Echo everything from the start of the material down to the line containing "- section-heading: 宁夏回族自治区: [36, 384, 218, 414]", inclusive, reproducing each line character for character.

## Start Task inputs

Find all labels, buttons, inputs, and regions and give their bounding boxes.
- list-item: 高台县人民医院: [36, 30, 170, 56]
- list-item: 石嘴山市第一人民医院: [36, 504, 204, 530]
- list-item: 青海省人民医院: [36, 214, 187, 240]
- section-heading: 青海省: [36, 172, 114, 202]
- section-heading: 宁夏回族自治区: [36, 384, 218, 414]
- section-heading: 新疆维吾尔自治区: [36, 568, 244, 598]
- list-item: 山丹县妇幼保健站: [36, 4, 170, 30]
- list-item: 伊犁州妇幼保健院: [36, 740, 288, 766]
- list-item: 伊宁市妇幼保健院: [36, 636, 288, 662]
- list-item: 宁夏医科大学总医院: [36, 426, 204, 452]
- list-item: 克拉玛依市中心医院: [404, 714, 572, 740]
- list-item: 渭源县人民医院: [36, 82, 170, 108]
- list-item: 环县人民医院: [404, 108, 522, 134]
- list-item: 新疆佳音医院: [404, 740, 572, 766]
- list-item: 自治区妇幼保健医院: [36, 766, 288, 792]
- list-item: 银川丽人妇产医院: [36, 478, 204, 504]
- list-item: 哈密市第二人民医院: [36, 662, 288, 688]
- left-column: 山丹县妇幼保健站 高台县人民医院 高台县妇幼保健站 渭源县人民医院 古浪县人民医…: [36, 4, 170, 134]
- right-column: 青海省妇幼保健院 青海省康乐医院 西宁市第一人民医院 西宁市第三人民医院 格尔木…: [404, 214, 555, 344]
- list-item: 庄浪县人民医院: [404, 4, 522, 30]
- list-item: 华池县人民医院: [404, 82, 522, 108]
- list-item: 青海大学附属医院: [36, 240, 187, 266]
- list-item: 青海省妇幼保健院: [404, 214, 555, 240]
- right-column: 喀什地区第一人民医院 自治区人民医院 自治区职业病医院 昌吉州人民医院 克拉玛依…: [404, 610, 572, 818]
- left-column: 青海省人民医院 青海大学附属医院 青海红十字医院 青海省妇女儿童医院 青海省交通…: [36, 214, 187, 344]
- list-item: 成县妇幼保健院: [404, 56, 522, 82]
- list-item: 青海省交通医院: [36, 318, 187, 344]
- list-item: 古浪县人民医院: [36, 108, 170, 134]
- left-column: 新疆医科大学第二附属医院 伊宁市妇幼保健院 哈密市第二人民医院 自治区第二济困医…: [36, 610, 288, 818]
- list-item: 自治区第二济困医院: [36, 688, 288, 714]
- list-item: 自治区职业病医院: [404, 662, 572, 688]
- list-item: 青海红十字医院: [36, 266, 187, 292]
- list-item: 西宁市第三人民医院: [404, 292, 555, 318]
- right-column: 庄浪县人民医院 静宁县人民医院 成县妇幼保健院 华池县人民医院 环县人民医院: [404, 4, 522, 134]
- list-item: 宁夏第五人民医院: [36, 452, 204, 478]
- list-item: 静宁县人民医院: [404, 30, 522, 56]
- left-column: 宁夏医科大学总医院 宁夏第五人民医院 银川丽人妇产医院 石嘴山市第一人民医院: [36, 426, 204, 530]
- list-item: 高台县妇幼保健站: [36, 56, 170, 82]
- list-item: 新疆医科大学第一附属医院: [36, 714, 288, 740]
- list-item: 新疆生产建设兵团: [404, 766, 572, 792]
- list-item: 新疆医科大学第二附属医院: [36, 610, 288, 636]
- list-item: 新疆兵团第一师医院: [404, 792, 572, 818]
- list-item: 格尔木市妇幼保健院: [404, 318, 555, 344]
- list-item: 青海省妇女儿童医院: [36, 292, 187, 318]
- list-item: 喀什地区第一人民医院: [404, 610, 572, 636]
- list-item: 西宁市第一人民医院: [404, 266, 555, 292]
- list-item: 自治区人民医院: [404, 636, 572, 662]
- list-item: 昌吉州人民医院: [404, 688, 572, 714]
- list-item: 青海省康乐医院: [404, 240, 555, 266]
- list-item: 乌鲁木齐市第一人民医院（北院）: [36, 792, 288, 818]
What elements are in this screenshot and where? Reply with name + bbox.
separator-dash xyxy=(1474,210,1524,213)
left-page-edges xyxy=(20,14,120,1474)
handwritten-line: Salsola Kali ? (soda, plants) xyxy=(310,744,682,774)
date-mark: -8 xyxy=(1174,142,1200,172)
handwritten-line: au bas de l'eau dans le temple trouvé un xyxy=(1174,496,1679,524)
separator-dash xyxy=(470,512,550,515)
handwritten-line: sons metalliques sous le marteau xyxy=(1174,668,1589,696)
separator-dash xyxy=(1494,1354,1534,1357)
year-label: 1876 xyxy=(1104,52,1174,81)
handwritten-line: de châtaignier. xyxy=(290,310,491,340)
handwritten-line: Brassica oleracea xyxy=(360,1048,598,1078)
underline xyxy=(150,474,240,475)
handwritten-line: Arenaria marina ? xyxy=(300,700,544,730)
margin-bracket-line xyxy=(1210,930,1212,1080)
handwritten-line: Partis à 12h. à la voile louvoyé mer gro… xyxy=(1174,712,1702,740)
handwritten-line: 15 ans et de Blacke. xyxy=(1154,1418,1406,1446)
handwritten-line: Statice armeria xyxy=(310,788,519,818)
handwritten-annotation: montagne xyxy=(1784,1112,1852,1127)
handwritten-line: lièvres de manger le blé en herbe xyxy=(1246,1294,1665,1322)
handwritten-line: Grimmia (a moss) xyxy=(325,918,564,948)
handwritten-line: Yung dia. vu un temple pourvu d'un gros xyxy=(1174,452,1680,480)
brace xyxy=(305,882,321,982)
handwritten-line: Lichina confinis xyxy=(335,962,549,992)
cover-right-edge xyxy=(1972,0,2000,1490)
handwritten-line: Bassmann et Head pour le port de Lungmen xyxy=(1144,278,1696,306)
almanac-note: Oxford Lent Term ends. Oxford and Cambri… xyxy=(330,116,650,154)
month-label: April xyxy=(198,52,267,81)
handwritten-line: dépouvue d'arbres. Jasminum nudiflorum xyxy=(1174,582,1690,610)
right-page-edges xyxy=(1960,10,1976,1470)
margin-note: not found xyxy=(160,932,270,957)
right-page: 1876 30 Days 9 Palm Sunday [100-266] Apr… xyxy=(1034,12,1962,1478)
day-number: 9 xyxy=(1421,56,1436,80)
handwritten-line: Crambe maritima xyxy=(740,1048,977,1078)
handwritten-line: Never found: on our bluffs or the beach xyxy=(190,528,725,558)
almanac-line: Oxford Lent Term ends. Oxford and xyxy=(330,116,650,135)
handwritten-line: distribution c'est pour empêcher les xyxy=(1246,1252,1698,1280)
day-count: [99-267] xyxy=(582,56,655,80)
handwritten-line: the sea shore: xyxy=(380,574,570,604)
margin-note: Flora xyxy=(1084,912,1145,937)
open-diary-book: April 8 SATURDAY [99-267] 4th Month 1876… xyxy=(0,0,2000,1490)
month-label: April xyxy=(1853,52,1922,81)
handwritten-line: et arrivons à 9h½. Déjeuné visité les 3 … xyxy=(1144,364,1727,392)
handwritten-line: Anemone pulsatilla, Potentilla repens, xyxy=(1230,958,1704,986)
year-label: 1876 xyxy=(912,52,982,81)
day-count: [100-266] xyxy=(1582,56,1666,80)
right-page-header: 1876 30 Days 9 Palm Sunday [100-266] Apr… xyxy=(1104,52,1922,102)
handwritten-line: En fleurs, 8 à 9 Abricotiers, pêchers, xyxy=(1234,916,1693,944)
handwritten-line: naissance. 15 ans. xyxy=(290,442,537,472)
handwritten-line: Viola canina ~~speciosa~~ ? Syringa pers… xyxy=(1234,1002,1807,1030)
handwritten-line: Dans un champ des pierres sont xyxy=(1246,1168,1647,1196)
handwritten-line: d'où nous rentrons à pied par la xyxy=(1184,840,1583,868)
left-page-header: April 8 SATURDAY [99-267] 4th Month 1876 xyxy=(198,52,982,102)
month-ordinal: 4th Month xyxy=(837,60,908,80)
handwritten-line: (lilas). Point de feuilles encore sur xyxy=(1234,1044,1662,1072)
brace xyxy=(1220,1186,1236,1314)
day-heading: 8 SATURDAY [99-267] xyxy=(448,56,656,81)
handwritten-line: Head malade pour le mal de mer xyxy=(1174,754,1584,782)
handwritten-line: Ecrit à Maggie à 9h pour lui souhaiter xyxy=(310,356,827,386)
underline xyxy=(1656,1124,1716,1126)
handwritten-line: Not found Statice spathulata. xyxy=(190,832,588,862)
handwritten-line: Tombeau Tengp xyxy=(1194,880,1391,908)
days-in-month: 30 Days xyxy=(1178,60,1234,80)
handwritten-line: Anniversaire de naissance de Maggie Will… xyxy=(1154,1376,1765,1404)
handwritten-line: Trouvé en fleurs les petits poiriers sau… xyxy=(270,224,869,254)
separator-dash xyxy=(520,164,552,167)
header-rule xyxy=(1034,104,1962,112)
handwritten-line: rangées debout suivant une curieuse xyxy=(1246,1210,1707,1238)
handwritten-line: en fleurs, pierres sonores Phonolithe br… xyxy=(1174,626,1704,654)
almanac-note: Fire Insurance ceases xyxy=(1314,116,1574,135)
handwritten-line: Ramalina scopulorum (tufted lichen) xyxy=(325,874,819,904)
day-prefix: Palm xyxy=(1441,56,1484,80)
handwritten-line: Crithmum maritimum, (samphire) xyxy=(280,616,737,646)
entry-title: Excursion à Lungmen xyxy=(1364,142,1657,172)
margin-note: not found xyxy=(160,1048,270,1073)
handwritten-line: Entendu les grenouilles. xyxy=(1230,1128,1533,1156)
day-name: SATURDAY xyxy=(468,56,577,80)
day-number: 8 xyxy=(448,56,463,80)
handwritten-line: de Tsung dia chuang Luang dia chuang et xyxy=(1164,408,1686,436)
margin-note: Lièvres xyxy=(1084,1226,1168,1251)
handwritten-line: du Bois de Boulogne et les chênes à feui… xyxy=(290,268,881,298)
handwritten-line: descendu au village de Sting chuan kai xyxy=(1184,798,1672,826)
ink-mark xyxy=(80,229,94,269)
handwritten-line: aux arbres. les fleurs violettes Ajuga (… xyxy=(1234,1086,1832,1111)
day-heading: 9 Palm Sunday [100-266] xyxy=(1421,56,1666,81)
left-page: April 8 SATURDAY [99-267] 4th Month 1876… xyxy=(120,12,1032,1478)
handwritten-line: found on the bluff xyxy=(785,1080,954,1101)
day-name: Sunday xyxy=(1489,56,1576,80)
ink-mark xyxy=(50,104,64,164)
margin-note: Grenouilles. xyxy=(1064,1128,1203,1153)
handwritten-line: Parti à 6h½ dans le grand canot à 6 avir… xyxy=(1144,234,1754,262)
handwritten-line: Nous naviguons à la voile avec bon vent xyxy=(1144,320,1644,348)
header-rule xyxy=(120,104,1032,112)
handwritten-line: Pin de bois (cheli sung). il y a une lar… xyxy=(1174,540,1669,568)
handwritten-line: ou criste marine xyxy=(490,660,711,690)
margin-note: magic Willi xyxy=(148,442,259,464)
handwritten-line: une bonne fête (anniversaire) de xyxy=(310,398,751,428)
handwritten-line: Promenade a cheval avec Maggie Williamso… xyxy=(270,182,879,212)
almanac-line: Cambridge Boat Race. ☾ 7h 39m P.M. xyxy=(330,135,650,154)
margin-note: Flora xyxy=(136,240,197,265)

## End Task inputs

» Reply
Find all labels, buttons, inputs, and regions and give their bounding boxes.
- list-item: 高台县人民医院: [36, 30, 170, 56]
- list-item: 石嘴山市第一人民医院: [36, 504, 204, 530]
- list-item: 青海省人民医院: [36, 214, 187, 240]
- section-heading: 青海省: [36, 172, 114, 202]
- section-heading: 宁夏回族自治区: [36, 384, 218, 414]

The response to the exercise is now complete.